Data in this exercise:
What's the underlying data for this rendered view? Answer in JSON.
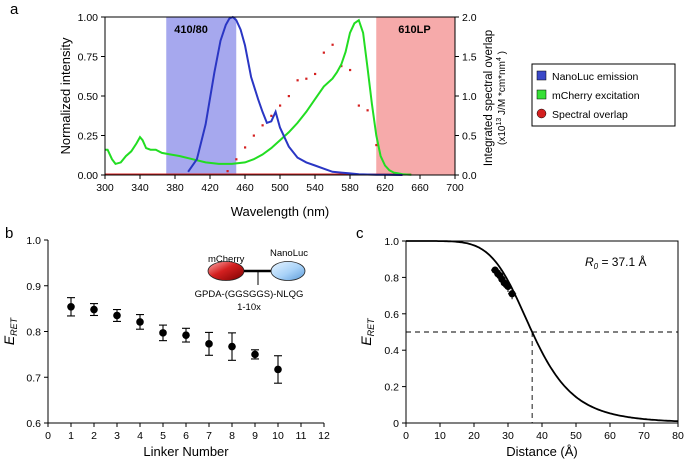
{
  "chart_data": [
    {
      "panel": "a",
      "type": "line",
      "xlabel": "Wavelength (nm)",
      "ylabel": "Normalized intensity",
      "y2label_line1": "Integrated spectral overlap",
      "y2label_line2": "(x10",
      "y2label_sup": "13",
      "y2label_rest": " J/M *cm*nm",
      "y2label_sup2": "4",
      "y2label_end": " )",
      "xlim": [
        300,
        700
      ],
      "ylim": [
        0,
        1
      ],
      "y2lim": [
        0,
        2
      ],
      "xticks": [
        "300",
        "340",
        "380",
        "420",
        "460",
        "500",
        "540",
        "580",
        "620",
        "660",
        "700"
      ],
      "yticks": [
        "0.00",
        "0.25",
        "0.50",
        "0.75",
        "1.00"
      ],
      "y2ticks": [
        "0.0",
        "0.5",
        "1.0",
        "1.5",
        "2.0"
      ],
      "filters": [
        {
          "label": "410/80",
          "range": [
            370,
            450
          ],
          "color": "#a6a8ee"
        },
        {
          "label": "610LP",
          "range": [
            610,
            700
          ],
          "color": "#f6aaaa"
        }
      ],
      "legend": [
        {
          "label": "NanoLuc emission",
          "color": "#3a48c8",
          "marker": "square"
        },
        {
          "label": "mCherry excitation",
          "color": "#36e036",
          "marker": "square"
        },
        {
          "label": "Spectral overlap",
          "color": "#d42020",
          "marker": "circle"
        }
      ],
      "series": [
        {
          "name": "NanoLuc emission",
          "color": "#2a36c4",
          "x": [
            395,
            405,
            415,
            425,
            432,
            438,
            442,
            446,
            450,
            455,
            460,
            467,
            475,
            480,
            485,
            490,
            495,
            500,
            510,
            520,
            530,
            540,
            550,
            560,
            570,
            580,
            590,
            600,
            610,
            620,
            640
          ],
          "y": [
            0.02,
            0.1,
            0.32,
            0.65,
            0.85,
            0.95,
            0.99,
            1.0,
            0.98,
            0.92,
            0.82,
            0.62,
            0.48,
            0.4,
            0.33,
            0.34,
            0.4,
            0.3,
            0.18,
            0.11,
            0.08,
            0.06,
            0.04,
            0.02,
            0.015,
            0.01,
            0.005,
            0.003,
            0.002,
            0.001,
            0.0
          ]
        },
        {
          "name": "mCherry excitation",
          "color": "#22dd22",
          "x": [
            300,
            303,
            308,
            312,
            318,
            324,
            330,
            336,
            340,
            343,
            347,
            352,
            358,
            365,
            375,
            385,
            400,
            415,
            430,
            445,
            460,
            470,
            480,
            490,
            500,
            510,
            520,
            530,
            540,
            550,
            560,
            565,
            570,
            575,
            580,
            585,
            590,
            595,
            600,
            605,
            610,
            615,
            620,
            625,
            630,
            635,
            640,
            645,
            650
          ],
          "y": [
            0.16,
            0.16,
            0.1,
            0.07,
            0.08,
            0.12,
            0.15,
            0.2,
            0.24,
            0.22,
            0.17,
            0.16,
            0.16,
            0.14,
            0.13,
            0.12,
            0.1,
            0.08,
            0.07,
            0.07,
            0.08,
            0.1,
            0.13,
            0.17,
            0.22,
            0.27,
            0.33,
            0.4,
            0.48,
            0.56,
            0.61,
            0.65,
            0.7,
            0.78,
            0.9,
            0.96,
            0.98,
            0.9,
            0.68,
            0.45,
            0.25,
            0.12,
            0.06,
            0.03,
            0.015,
            0.01,
            0.005,
            0.003,
            0.002
          ]
        },
        {
          "name": "Spectral overlap",
          "color": "#d42020",
          "x": [
            440,
            450,
            460,
            470,
            480,
            490,
            500,
            510,
            520,
            530,
            540,
            550,
            560,
            570,
            580,
            590,
            600,
            610
          ],
          "y": [
            0.05,
            0.2,
            0.35,
            0.5,
            0.63,
            0.75,
            0.88,
            1.0,
            1.2,
            1.22,
            1.28,
            1.55,
            1.65,
            1.38,
            1.33,
            0.88,
            0.82,
            0.38
          ]
        }
      ]
    },
    {
      "panel": "b",
      "type": "scatter",
      "xlabel": "Linker Number",
      "ylabel": "E",
      "ylabel_sub": "RET",
      "xlim": [
        0,
        12
      ],
      "ylim": [
        0.6,
        1.0
      ],
      "xticks": [
        "0",
        "1",
        "2",
        "3",
        "4",
        "5",
        "6",
        "7",
        "8",
        "9",
        "10",
        "11",
        "12"
      ],
      "yticks": [
        "0.6",
        "0.7",
        "0.8",
        "0.9",
        "1.0"
      ],
      "x": [
        1,
        2,
        3,
        4,
        5,
        6,
        7,
        8,
        9,
        10
      ],
      "values": [
        0.854,
        0.848,
        0.835,
        0.821,
        0.797,
        0.792,
        0.773,
        0.767,
        0.75,
        0.717
      ],
      "errors": [
        0.02,
        0.013,
        0.013,
        0.016,
        0.017,
        0.015,
        0.025,
        0.03,
        0.01,
        0.03
      ],
      "inset": {
        "label_left": "mCherry",
        "label_right": "NanoLuc",
        "linker_text": "GPDA-(GGSGGS)-NLQG",
        "repeat_text": "1-10x"
      }
    },
    {
      "panel": "c",
      "type": "line",
      "xlabel": "Distance (Å)",
      "ylabel": "E",
      "ylabel_sub": "RET",
      "xlim": [
        0,
        80
      ],
      "ylim": [
        0,
        1.0
      ],
      "xticks": [
        "0",
        "10",
        "20",
        "30",
        "40",
        "50",
        "60",
        "70",
        "80"
      ],
      "yticks": [
        "0",
        "0.2",
        "0.4",
        "0.6",
        "0.8",
        "1.0"
      ],
      "r0": 37.1,
      "annotation_prefix": "R",
      "annotation_sub": "0",
      "annotation_value": " = 37.1 Å",
      "dashed_y": 0.5,
      "dashed_x": 37.1,
      "data_points": {
        "x": [
          26.2,
          27.0,
          27.6,
          28.2,
          28.9,
          29.5,
          30.0,
          31.2
        ],
        "y": [
          0.84,
          0.82,
          0.81,
          0.79,
          0.77,
          0.76,
          0.75,
          0.71
        ],
        "xerr": [
          1.2,
          1.0,
          1.0,
          1.0,
          1.0,
          1.0,
          1.0,
          1.2
        ],
        "yerr": [
          0.02,
          0.02,
          0.03,
          0.02,
          0.02,
          0.02,
          0.03,
          0.03
        ]
      }
    }
  ],
  "panel_labels": {
    "a": "a",
    "b": "b",
    "c": "c"
  }
}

Exercise: Keep only those lines of the records that hold "overlap", and return them.

Written response:
      "y2label_line1": "Integrated spectral overlap",
          "label": "Spectral overlap",
          "name": "Spectral overlap",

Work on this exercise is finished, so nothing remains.